● **Exercise requirements**
All entries are to be quoted exactly; the images stay out of the copy.

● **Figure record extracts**

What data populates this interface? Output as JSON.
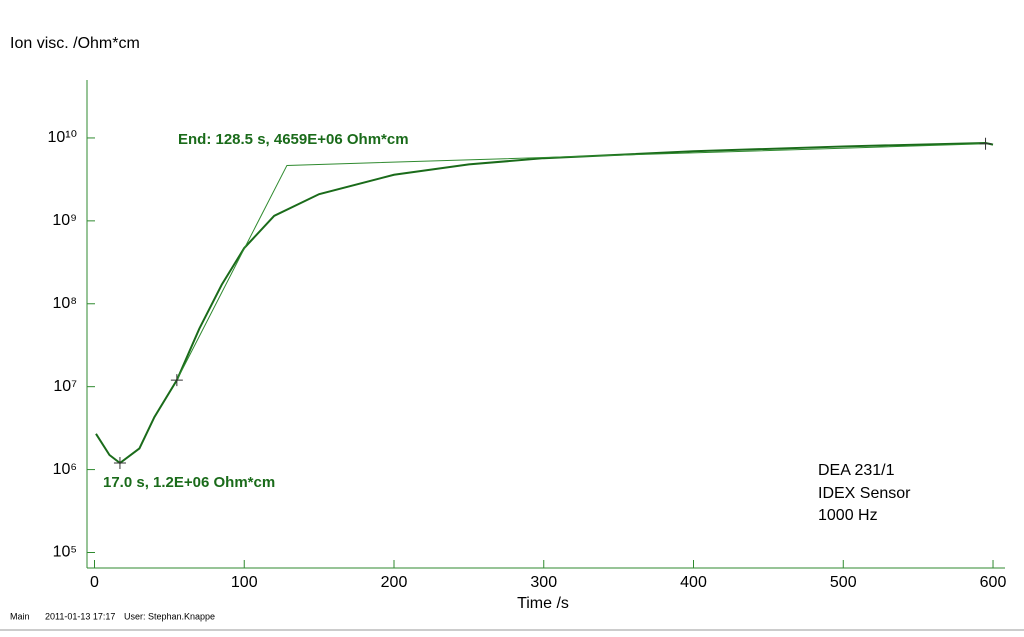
{
  "chart_data": {
    "type": "line",
    "y_label": "Ion visc. /Ohm*cm",
    "x_label": "Time /s",
    "log_y": true,
    "xlim": [
      -5,
      608
    ],
    "ylim": [
      65000,
      50000000000
    ],
    "xticks": [
      0,
      100,
      200,
      300,
      400,
      500,
      600
    ],
    "yticks": [
      {
        "value": 100000,
        "label": "10⁵"
      },
      {
        "value": 1000000,
        "label": "10⁶"
      },
      {
        "value": 10000000,
        "label": "10⁷"
      },
      {
        "value": 100000000,
        "label": "10⁸"
      },
      {
        "value": 1000000000,
        "label": "10⁹"
      },
      {
        "value": 10000000000,
        "label": "10¹⁰"
      }
    ],
    "series": [
      {
        "color": "#1a6b1a",
        "x": [
          1,
          10,
          17,
          30,
          40,
          55,
          70,
          85,
          100,
          120,
          150,
          200,
          250,
          300,
          400,
          500,
          595,
          600
        ],
        "values": [
          2700000,
          1500000,
          1200000,
          1800000,
          4300000,
          12000000,
          50000000,
          170000000,
          470000000,
          1150000000,
          2100000000,
          3600000000,
          4800000000,
          5700000000,
          6900000000,
          7900000000,
          8700000000,
          8300000000
        ]
      },
      {
        "color": "#2f8a2f",
        "x": [
          55,
          128.5,
          595
        ],
        "values": [
          12000000,
          4659000000,
          8500000000
        ]
      }
    ],
    "markers": {
      "color": "#333333",
      "x": [
        17,
        55,
        595
      ],
      "values": [
        1200000,
        12000000,
        8500000000
      ]
    },
    "annotations": [
      "End: 128.5 s, 4659E+06 Ohm*cm",
      "17.0 s, 1.2E+06 Ohm*cm"
    ],
    "info": [
      "DEA 231/1",
      "IDEX Sensor",
      "1000 Hz"
    ],
    "footer": [
      "Main",
      "2011-01-13 17:17",
      "User: Stephan.Knappe"
    ]
  }
}
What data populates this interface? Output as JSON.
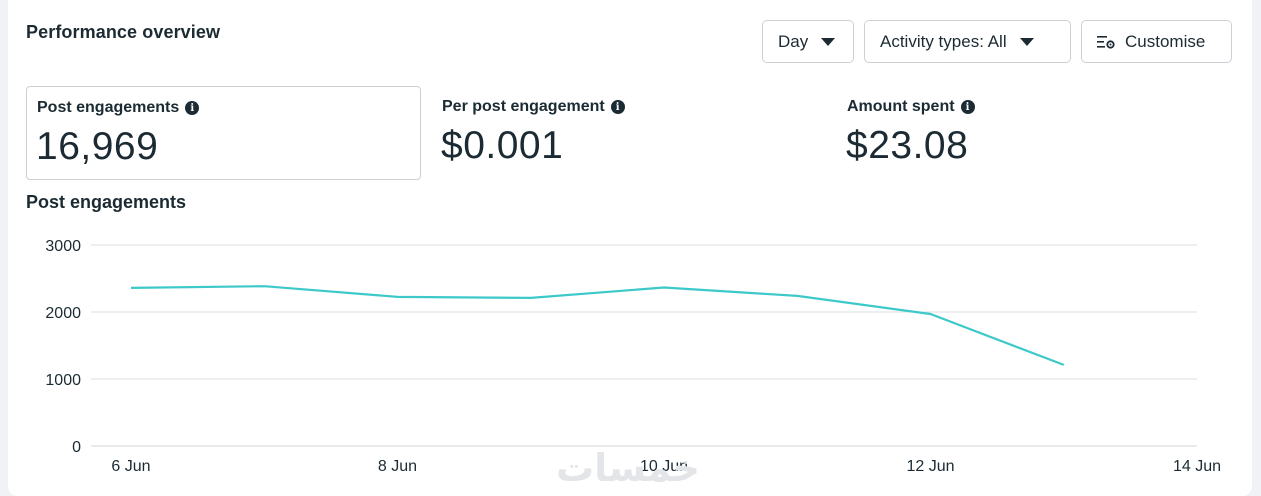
{
  "header": {
    "title": "Performance overview",
    "day_label": "Day",
    "activity_label": "Activity types: All",
    "customise_label": "Customise"
  },
  "metrics": [
    {
      "label": "Post engagements",
      "value": "16,969"
    },
    {
      "label": "Per post engagement",
      "value": "$0.001"
    },
    {
      "label": "Amount spent",
      "value": "$23.08"
    }
  ],
  "colors": {
    "line": "#3dc9c9",
    "grid": "#dadde1"
  },
  "watermark": "خمسات",
  "chart_data": {
    "type": "line",
    "title": "Post engagements",
    "xlabel": "",
    "ylabel": "",
    "x_ticks": [
      "6 Jun",
      "8 Jun",
      "10 Jun",
      "12 Jun",
      "14 Jun"
    ],
    "y_ticks": [
      "0",
      "1000",
      "2000",
      "3000"
    ],
    "ylim": [
      0,
      3000
    ],
    "grid": true,
    "series": [
      {
        "x": [
          "6 Jun",
          "7 Jun",
          "8 Jun",
          "9 Jun",
          "10 Jun",
          "11 Jun",
          "12 Jun",
          "13 Jun"
        ],
        "values": [
          2360,
          2385,
          2225,
          2210,
          2365,
          2240,
          1970,
          1210
        ]
      }
    ]
  }
}
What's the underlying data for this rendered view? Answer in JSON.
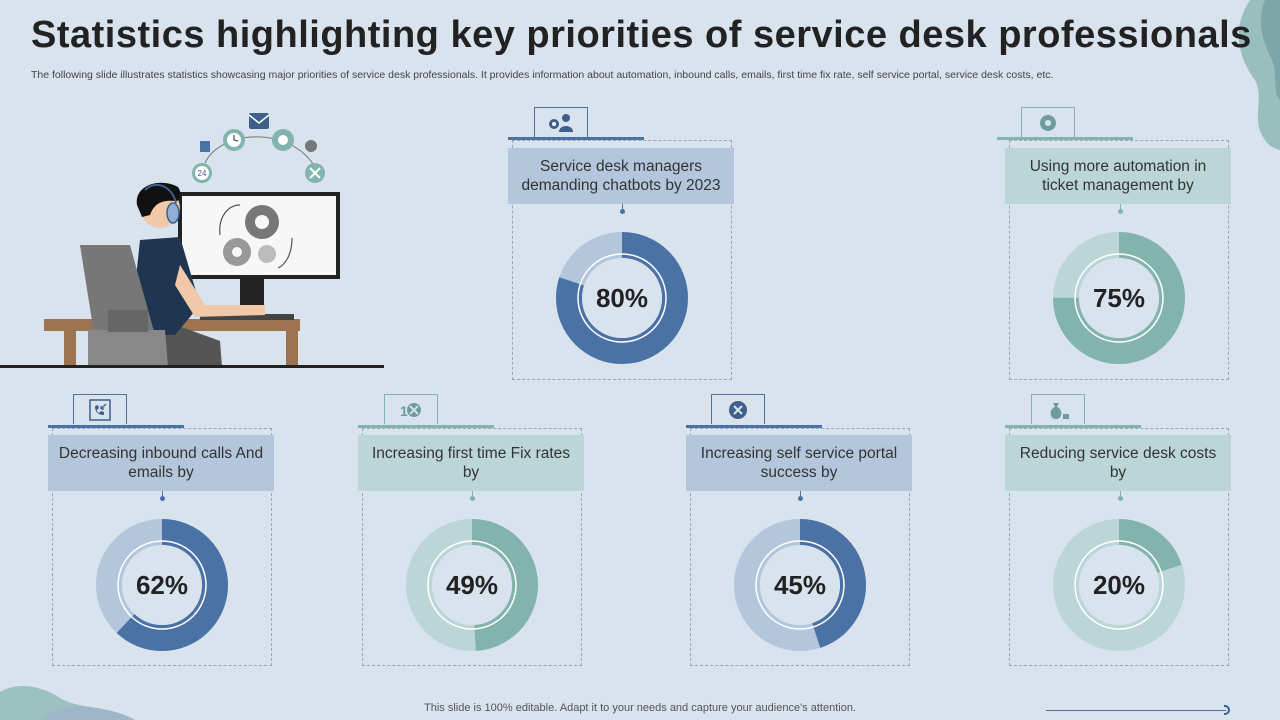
{
  "title": "Statistics highlighting key priorities of service desk professionals",
  "subtitle": "The following slide illustrates statistics showcasing major priorities of service desk professionals. It provides information about automation, inbound calls, emails, first time fix rate, self service portal, service desk costs, etc.",
  "footer": "This slide is 100% editable. Adapt it to your needs and capture your audience's attention.",
  "colors": {
    "blue": "#4a72a4",
    "blue_light": "#b3c6db",
    "teal": "#82b4ad",
    "teal_light": "#bcd6d8"
  },
  "illustration": {
    "badge_24": "24"
  },
  "stats": [
    {
      "label": "Service desk managers demanding chatbots by 2023",
      "value": 80,
      "display": "80%",
      "theme": "blue",
      "icon": "manager-gear-icon"
    },
    {
      "label": "Using more automation in ticket management by",
      "value": 75,
      "display": "75%",
      "theme": "teal",
      "icon": "automation-gear-icon"
    },
    {
      "label": "Decreasing inbound calls And emails by",
      "value": 62,
      "display": "62%",
      "theme": "blue",
      "icon": "incoming-call-icon"
    },
    {
      "label": "Increasing first time Fix rates by",
      "value": 49,
      "display": "49%",
      "theme": "teal",
      "icon": "fix-tools-icon"
    },
    {
      "label": "Increasing self service portal success by",
      "value": 45,
      "display": "45%",
      "theme": "blue",
      "icon": "self-service-icon"
    },
    {
      "label": "Reducing service desk costs by",
      "value": 20,
      "display": "20%",
      "theme": "teal",
      "icon": "money-bag-icon"
    }
  ]
}
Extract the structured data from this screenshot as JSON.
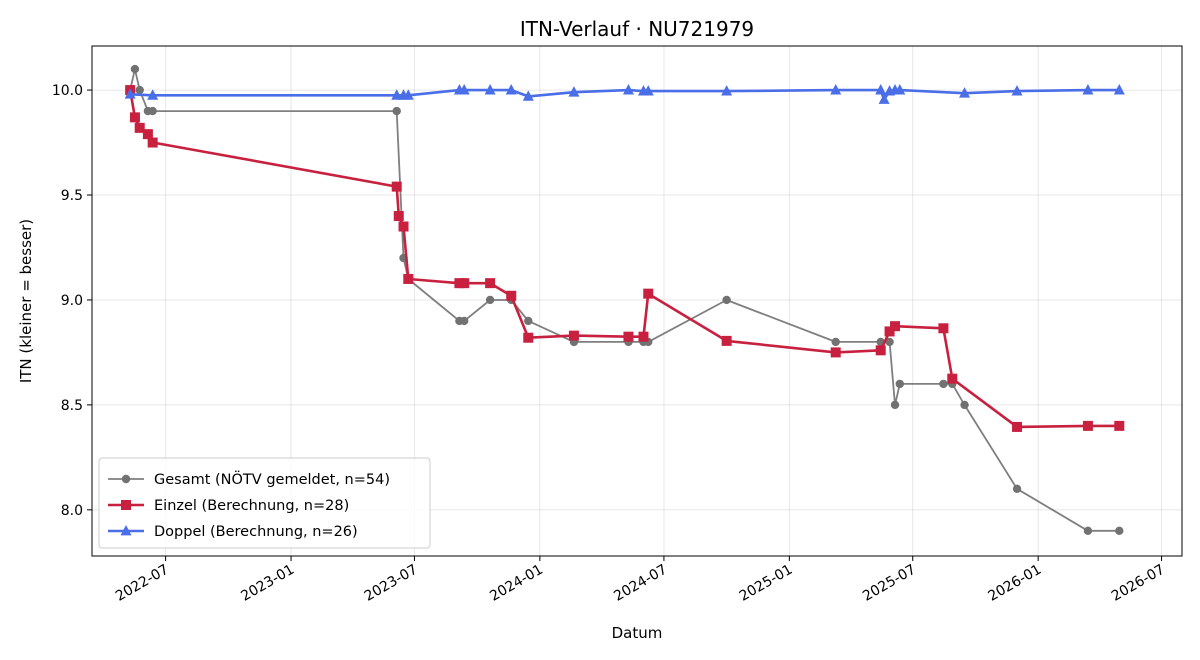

● **Exercise solution**
What data populates this interface? Output as JSON.
{
  "chart_data": {
    "type": "line",
    "y_label": "Ion visc. /Ohm*cm",
    "x_label": "Time /s",
    "log_y": true,
    "xlim": [
      -5,
      608
    ],
    "ylim": [
      65000,
      50000000000
    ],
    "xticks": [
      0,
      100,
      200,
      300,
      400,
      500,
      600
    ],
    "yticks": [
      {
        "value": 100000,
        "label": "10⁵"
      },
      {
        "value": 1000000,
        "label": "10⁶"
      },
      {
        "value": 10000000,
        "label": "10⁷"
      },
      {
        "value": 100000000,
        "label": "10⁸"
      },
      {
        "value": 1000000000,
        "label": "10⁹"
      },
      {
        "value": 10000000000,
        "label": "10¹⁰"
      }
    ],
    "series": [
      {
        "color": "#1a6b1a",
        "x": [
          1,
          10,
          17,
          30,
          40,
          55,
          70,
          85,
          100,
          120,
          150,
          200,
          250,
          300,
          400,
          500,
          595,
          600
        ],
        "values": [
          2700000,
          1500000,
          1200000,
          1800000,
          4300000,
          12000000,
          50000000,
          170000000,
          470000000,
          1150000000,
          2100000000,
          3600000000,
          4800000000,
          5700000000,
          6900000000,
          7900000000,
          8700000000,
          8300000000
        ]
      },
      {
        "color": "#2f8a2f",
        "x": [
          55,
          128.5,
          595
        ],
        "values": [
          12000000,
          4659000000,
          8500000000
        ]
      }
    ],
    "markers": {
      "color": "#333333",
      "x": [
        17,
        55,
        595
      ],
      "values": [
        1200000,
        12000000,
        8500000000
      ]
    },
    "annotations": [
      "End: 128.5 s, 4659E+06 Ohm*cm",
      "17.0 s, 1.2E+06 Ohm*cm"
    ],
    "info": [
      "DEA 231/1",
      "IDEX Sensor",
      "1000 Hz"
    ],
    "footer": [
      "Main",
      "2011-01-13 17:17",
      "User: Stephan.Knappe"
    ]
  }
}
What data populates this interface? Output as JSON.
{
  "header": {
    "title": "Performance overview",
    "day_label": "Day",
    "activity_label": "Activity types: All",
    "customise_label": "Customise"
  },
  "metrics": [
    {
      "label": "Post engagements",
      "value": "16,969"
    },
    {
      "label": "Per post engagement",
      "value": "$0.001"
    },
    {
      "label": "Amount spent",
      "value": "$23.08"
    }
  ],
  "colors": {
    "line": "#3dc9c9",
    "grid": "#dadde1"
  },
  "watermark": "خمسات",
  "chart_data": {
    "type": "line",
    "title": "Post engagements",
    "xlabel": "",
    "ylabel": "",
    "x_ticks": [
      "6 Jun",
      "8 Jun",
      "10 Jun",
      "12 Jun",
      "14 Jun"
    ],
    "y_ticks": [
      "0",
      "1000",
      "2000",
      "3000"
    ],
    "ylim": [
      0,
      3000
    ],
    "grid": true,
    "series": [
      {
        "x": [
          "6 Jun",
          "7 Jun",
          "8 Jun",
          "9 Jun",
          "10 Jun",
          "11 Jun",
          "12 Jun",
          "13 Jun"
        ],
        "values": [
          2360,
          2385,
          2225,
          2210,
          2365,
          2240,
          1970,
          1210
        ]
      }
    ]
  }
}
What's the underlying data for this rendered view? Answer in JSON.
{
  "title": "Statistics highlighting key priorities of service desk professionals",
  "subtitle": "The following slide illustrates statistics showcasing major priorities of service desk professionals. It provides information about automation, inbound calls, emails, first time fix rate, self service portal, service desk costs, etc.",
  "footer": "This slide is 100% editable. Adapt it to your needs and capture your audience's attention.",
  "colors": {
    "blue": "#4a72a4",
    "blue_light": "#b3c6db",
    "teal": "#82b4ad",
    "teal_light": "#bcd6d8"
  },
  "illustration": {
    "badge_24": "24"
  },
  "stats": [
    {
      "label": "Service desk managers demanding chatbots by 2023",
      "value": 80,
      "display": "80%",
      "theme": "blue",
      "icon": "manager-gear-icon"
    },
    {
      "label": "Using more automation in ticket management by",
      "value": 75,
      "display": "75%",
      "theme": "teal",
      "icon": "automation-gear-icon"
    },
    {
      "label": "Decreasing inbound calls And emails by",
      "value": 62,
      "display": "62%",
      "theme": "blue",
      "icon": "incoming-call-icon"
    },
    {
      "label": "Increasing first time Fix rates by",
      "value": 49,
      "display": "49%",
      "theme": "teal",
      "icon": "fix-tools-icon"
    },
    {
      "label": "Increasing self service portal success by",
      "value": 45,
      "display": "45%",
      "theme": "blue",
      "icon": "self-service-icon"
    },
    {
      "label": "Reducing service desk costs by",
      "value": 20,
      "display": "20%",
      "theme": "teal",
      "icon": "money-bag-icon"
    }
  ]
}
Extract the structured data from this screenshot as JSON.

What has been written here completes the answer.